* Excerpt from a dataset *
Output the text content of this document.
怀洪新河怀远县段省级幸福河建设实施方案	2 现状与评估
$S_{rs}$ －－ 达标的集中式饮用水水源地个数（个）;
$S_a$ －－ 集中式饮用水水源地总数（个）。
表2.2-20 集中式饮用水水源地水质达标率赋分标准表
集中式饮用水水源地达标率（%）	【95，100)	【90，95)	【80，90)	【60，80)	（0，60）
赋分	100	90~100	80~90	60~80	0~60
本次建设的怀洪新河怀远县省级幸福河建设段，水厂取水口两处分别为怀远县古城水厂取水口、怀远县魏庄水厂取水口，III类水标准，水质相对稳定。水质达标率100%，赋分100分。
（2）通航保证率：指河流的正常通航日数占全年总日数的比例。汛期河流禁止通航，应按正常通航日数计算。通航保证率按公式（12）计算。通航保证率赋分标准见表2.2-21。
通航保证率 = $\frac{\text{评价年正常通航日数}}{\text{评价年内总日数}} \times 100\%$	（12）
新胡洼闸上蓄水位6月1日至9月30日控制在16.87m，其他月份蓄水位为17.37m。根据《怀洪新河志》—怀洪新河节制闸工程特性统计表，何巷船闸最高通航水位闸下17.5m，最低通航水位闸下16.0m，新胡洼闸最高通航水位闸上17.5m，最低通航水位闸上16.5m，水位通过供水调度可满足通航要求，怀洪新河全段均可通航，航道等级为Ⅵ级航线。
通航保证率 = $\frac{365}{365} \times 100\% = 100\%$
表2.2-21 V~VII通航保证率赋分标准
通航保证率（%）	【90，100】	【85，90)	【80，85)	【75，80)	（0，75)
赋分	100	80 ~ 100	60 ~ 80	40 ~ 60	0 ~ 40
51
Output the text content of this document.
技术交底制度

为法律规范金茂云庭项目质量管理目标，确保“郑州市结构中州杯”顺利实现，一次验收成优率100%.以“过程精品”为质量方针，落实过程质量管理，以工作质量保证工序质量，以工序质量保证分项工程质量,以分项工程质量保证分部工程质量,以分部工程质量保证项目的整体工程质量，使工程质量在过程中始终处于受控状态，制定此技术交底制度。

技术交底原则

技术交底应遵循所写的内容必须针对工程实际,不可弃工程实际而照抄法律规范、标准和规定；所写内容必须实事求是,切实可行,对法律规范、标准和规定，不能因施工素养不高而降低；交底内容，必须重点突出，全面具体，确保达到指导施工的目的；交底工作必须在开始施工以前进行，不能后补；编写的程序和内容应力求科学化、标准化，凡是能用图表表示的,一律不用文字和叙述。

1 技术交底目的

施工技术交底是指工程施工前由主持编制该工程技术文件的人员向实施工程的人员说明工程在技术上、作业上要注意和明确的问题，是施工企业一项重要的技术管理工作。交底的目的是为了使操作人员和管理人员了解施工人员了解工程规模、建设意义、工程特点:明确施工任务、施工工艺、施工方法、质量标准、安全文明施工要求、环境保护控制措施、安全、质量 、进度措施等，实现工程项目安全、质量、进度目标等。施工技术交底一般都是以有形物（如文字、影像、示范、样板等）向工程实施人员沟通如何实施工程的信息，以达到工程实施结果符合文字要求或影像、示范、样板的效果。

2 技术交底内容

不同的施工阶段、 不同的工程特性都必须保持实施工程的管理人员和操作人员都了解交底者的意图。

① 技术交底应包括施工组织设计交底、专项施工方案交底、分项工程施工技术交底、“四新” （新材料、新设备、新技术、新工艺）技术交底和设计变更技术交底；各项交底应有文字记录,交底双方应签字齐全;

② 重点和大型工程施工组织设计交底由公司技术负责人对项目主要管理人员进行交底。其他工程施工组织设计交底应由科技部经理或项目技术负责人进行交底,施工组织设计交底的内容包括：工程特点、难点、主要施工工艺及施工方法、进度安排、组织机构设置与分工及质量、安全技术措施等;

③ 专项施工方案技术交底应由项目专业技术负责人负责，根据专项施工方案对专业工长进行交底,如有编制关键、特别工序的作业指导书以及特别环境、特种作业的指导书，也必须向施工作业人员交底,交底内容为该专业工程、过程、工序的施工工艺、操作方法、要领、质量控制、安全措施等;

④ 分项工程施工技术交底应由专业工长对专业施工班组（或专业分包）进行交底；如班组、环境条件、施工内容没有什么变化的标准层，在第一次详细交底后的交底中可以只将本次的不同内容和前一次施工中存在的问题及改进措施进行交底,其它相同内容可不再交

* Short task *
Filter the records for lines holding the string "times". Copy each one.

* In response *
通航保证率 = $\frac{\text{评价年正常通航日数}}{\text{评价年内总日数}} \times 100\%$	（12）
通航保证率 = $\frac{365}{365} \times 100\% = 100\%$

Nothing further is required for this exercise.